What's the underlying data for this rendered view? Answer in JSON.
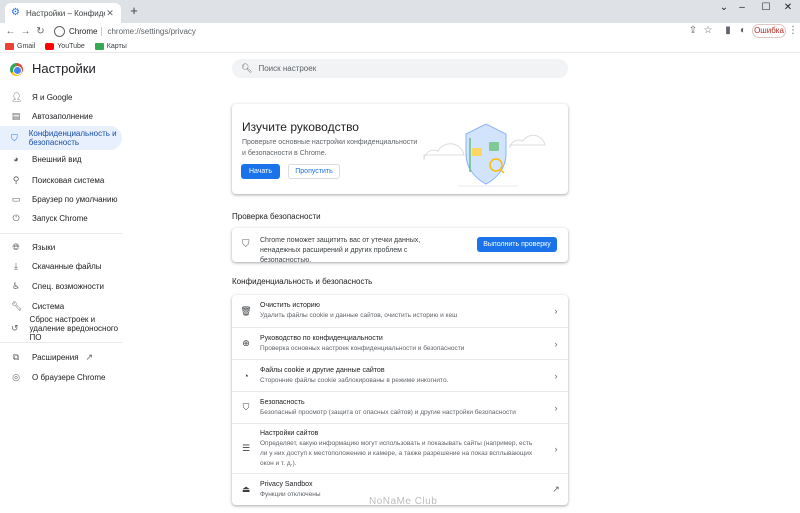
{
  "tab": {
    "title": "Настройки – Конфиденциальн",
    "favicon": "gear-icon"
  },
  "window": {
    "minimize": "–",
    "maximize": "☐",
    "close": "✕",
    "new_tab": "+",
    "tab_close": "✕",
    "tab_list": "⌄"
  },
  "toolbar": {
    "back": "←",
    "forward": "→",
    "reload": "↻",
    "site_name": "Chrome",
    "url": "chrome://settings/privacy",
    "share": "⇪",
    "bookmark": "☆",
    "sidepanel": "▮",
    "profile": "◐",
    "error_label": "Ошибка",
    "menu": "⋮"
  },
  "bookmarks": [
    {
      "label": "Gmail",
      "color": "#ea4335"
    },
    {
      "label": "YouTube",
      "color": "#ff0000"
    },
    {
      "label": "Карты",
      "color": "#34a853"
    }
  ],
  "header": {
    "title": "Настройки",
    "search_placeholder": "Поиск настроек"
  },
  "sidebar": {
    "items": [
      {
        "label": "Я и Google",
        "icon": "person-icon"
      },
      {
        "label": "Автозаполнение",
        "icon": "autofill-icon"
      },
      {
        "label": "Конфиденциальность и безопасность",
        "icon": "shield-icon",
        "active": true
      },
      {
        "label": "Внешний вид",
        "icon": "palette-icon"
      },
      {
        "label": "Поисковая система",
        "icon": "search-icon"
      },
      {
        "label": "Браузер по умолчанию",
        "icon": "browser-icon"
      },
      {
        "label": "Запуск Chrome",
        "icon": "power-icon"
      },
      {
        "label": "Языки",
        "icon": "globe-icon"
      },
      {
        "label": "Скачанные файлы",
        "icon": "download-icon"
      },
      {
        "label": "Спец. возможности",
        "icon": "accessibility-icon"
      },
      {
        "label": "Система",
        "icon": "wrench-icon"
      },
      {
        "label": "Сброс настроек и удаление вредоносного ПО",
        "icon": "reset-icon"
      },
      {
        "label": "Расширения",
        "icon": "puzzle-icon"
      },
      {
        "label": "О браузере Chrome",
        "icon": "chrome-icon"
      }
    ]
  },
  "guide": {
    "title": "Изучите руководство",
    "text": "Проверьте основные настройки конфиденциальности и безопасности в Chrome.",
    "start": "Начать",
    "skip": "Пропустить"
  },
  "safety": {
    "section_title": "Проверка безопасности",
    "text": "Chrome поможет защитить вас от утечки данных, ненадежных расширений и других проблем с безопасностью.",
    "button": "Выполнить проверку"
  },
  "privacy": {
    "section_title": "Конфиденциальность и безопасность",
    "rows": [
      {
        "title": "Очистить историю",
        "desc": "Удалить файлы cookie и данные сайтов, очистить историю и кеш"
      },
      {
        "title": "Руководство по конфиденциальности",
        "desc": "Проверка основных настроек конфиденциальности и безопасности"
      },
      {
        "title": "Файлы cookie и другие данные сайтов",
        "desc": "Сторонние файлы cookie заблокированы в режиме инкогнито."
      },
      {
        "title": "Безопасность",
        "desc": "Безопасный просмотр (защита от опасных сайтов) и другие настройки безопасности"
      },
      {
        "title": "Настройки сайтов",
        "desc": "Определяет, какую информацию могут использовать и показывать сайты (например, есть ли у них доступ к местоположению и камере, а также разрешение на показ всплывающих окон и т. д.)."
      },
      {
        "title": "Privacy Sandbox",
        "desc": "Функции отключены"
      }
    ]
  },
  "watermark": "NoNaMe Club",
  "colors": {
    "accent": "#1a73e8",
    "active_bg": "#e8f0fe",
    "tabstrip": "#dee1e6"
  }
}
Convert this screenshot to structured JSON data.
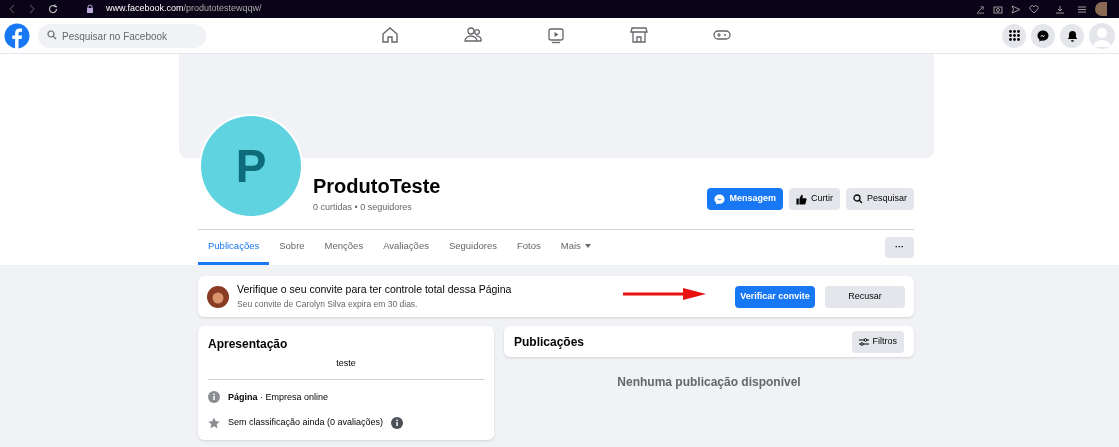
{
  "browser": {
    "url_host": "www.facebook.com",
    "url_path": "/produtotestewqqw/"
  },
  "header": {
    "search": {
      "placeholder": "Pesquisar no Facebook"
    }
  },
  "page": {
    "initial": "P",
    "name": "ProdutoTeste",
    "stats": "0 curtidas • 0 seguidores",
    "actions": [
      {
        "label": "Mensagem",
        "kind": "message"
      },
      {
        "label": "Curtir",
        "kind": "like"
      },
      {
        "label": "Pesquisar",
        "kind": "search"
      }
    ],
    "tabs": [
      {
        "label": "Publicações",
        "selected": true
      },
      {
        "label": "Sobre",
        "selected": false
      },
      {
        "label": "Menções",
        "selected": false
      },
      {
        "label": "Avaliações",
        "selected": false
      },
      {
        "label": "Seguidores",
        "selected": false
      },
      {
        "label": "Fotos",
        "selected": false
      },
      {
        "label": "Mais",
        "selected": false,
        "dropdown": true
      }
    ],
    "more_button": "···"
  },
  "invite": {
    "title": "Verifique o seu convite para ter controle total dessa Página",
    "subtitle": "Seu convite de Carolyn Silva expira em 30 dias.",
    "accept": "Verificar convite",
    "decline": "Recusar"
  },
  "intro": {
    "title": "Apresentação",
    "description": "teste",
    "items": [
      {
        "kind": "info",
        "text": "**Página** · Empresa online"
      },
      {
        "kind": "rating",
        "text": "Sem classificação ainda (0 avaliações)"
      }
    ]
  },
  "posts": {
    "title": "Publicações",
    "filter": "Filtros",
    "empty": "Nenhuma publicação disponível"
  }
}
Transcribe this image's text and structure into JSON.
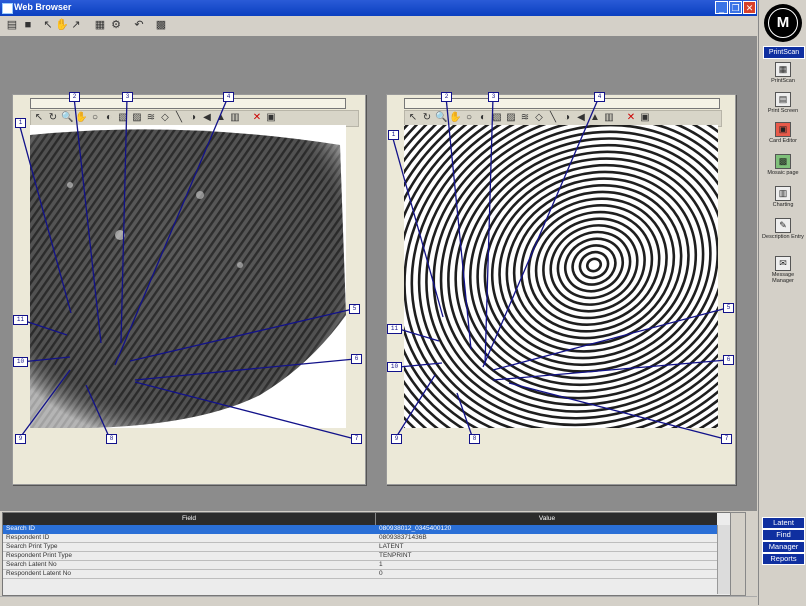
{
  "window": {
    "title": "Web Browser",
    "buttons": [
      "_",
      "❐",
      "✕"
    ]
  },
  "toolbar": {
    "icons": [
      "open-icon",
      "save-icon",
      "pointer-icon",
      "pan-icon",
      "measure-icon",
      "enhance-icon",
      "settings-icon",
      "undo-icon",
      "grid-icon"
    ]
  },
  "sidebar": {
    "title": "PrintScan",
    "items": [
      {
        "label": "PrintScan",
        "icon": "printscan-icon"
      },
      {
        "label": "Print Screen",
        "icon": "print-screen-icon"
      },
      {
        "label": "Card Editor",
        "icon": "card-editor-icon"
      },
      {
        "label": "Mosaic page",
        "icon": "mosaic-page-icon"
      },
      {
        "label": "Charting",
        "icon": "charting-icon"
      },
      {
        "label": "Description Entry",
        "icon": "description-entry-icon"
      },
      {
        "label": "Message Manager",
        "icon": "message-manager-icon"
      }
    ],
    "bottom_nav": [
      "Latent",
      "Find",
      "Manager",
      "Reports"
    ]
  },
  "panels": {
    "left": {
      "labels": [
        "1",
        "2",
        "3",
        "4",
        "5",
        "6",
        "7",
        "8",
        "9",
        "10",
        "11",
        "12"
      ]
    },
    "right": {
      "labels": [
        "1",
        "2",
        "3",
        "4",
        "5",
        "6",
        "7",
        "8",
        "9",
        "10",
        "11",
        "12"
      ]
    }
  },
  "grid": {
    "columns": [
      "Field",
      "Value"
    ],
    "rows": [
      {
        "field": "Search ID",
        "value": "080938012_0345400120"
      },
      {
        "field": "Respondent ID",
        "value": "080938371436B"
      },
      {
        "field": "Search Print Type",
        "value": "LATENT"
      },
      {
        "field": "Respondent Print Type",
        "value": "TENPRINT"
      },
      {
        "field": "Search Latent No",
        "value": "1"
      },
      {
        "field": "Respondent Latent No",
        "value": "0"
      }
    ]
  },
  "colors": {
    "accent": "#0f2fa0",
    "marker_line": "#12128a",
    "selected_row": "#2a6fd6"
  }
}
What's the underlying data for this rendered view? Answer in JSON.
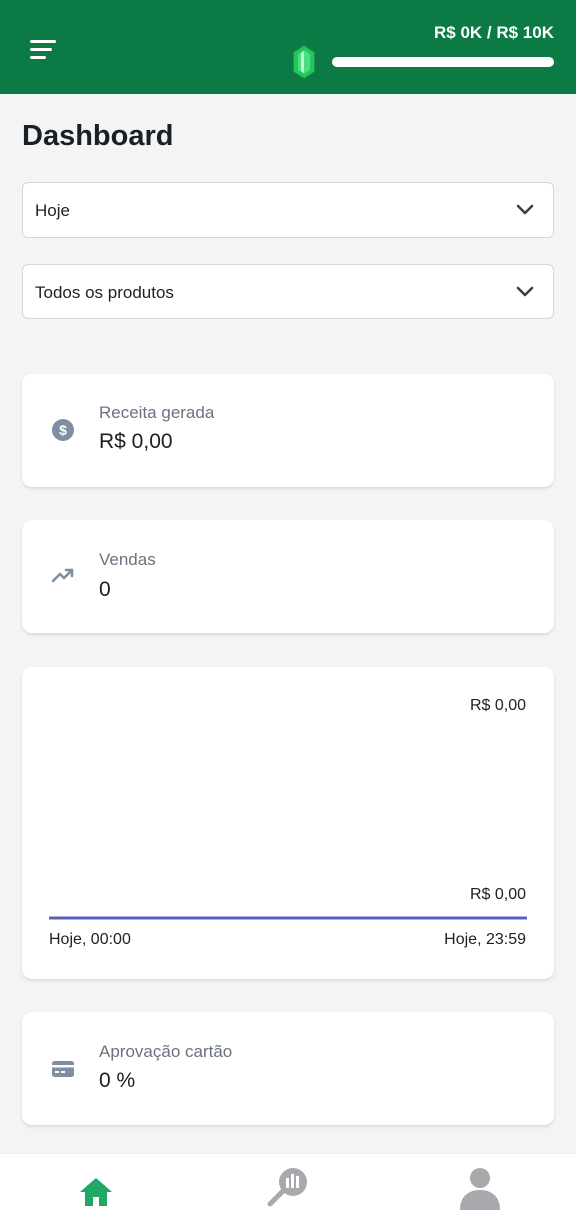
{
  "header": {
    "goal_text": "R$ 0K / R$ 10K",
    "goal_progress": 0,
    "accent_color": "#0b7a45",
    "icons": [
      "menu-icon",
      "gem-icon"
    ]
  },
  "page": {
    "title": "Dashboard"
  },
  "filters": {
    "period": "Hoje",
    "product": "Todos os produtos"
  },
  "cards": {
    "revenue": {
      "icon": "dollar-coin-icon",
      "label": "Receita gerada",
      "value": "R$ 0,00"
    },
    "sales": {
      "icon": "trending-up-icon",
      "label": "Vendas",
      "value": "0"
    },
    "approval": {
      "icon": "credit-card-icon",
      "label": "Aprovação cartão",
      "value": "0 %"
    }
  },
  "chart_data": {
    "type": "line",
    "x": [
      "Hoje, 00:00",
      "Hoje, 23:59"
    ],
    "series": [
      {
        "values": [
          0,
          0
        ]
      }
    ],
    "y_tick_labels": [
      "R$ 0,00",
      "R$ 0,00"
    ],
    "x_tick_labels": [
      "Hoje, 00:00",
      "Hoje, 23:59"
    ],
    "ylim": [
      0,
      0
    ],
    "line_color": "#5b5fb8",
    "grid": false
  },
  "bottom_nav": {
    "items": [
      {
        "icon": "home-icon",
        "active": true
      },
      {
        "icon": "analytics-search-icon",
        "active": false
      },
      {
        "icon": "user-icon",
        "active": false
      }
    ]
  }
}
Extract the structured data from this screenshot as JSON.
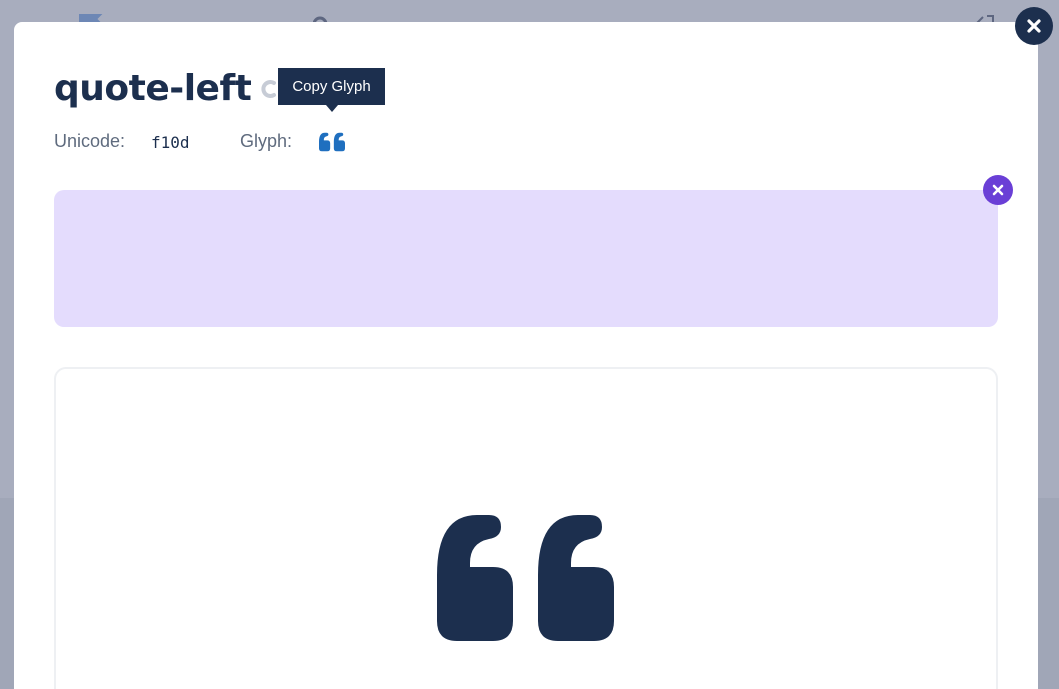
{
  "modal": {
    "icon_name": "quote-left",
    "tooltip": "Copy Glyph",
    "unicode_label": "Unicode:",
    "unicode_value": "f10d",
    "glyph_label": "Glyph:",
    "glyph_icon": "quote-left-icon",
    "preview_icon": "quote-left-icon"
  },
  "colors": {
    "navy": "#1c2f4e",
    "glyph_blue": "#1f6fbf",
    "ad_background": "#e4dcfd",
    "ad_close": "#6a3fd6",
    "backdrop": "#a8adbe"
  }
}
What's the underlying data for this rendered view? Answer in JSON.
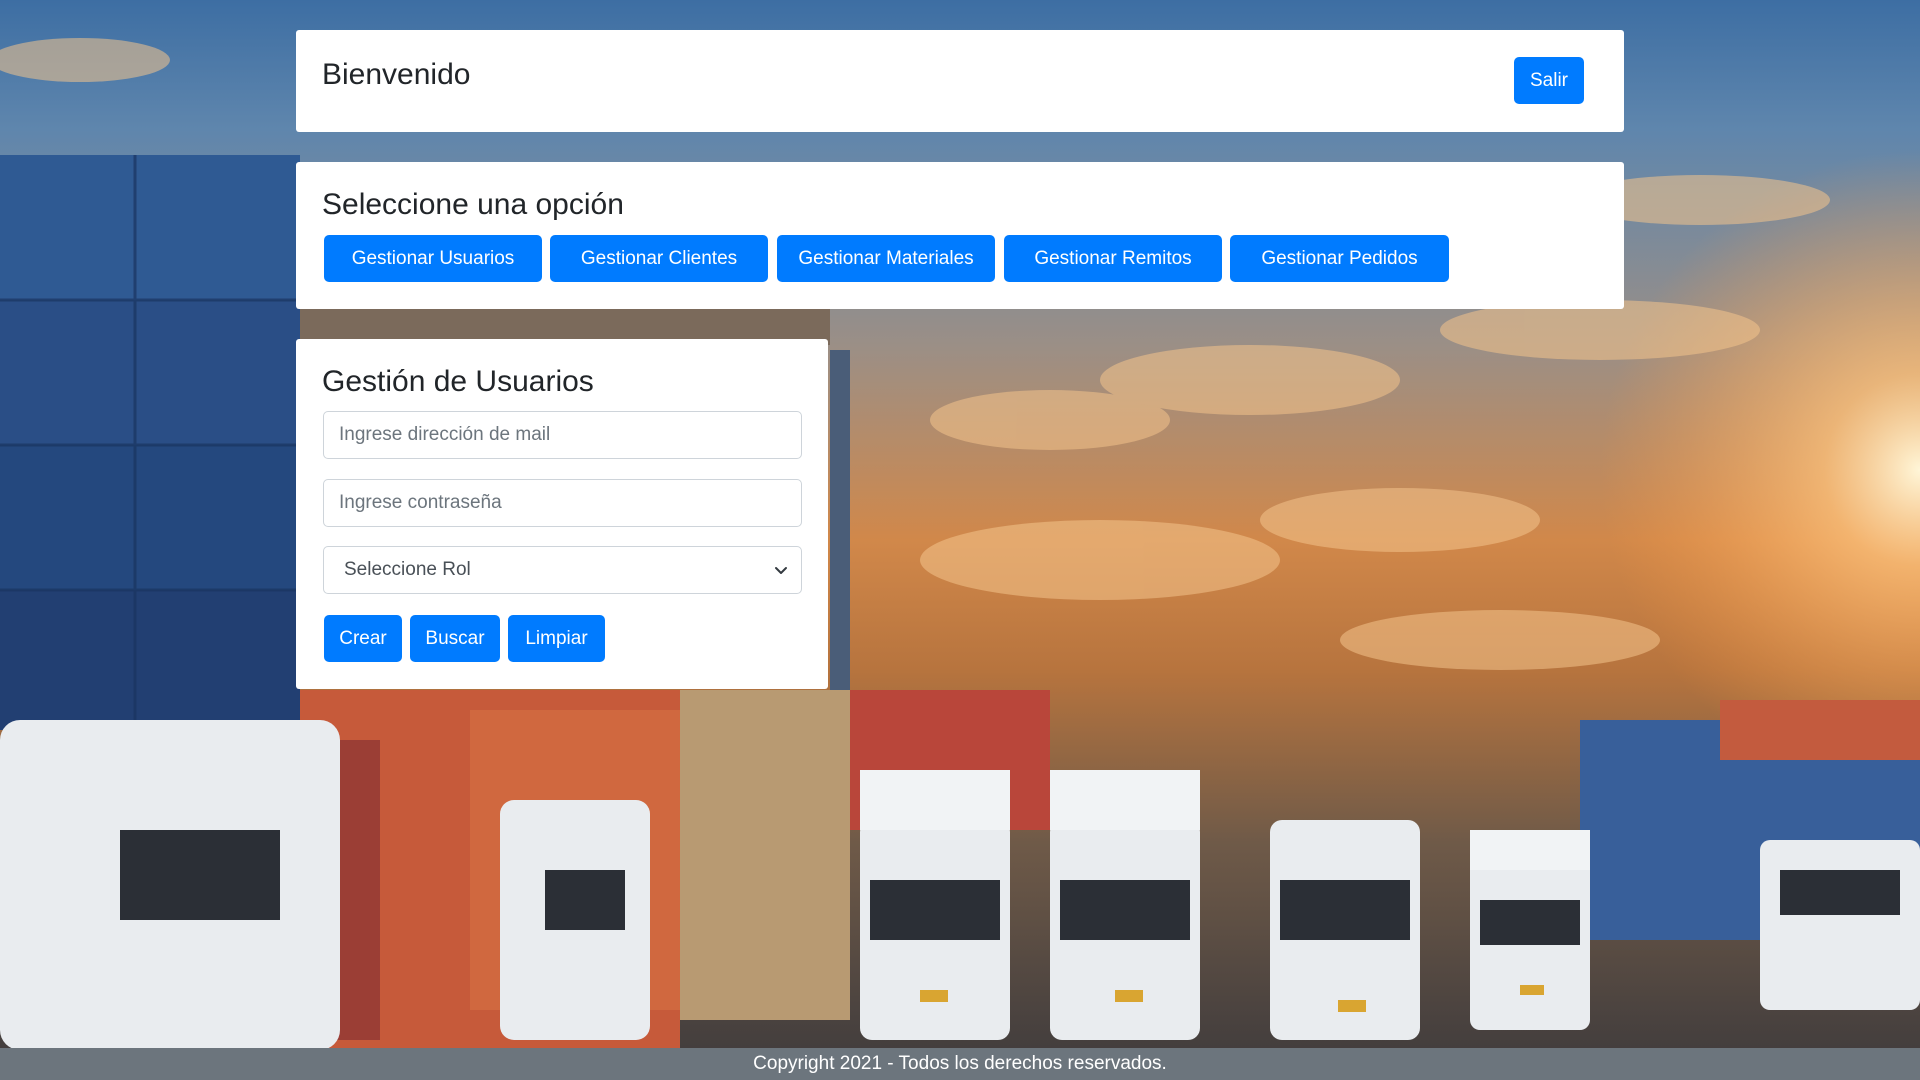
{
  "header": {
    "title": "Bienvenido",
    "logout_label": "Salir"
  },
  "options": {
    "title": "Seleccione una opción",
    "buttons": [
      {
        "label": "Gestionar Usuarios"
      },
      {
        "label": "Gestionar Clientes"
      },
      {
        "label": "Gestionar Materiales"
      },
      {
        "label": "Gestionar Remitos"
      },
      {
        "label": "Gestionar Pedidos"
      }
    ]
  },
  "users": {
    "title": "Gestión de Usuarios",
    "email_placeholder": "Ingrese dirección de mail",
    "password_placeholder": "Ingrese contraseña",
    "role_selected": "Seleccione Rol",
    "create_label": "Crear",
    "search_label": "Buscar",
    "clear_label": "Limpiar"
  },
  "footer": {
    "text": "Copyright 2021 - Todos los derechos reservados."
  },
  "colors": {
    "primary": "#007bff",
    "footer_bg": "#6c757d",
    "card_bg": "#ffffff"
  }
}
-------
Your task
Tally how many lines in the material above hold the word "page". Write only that number.

Response to the task
4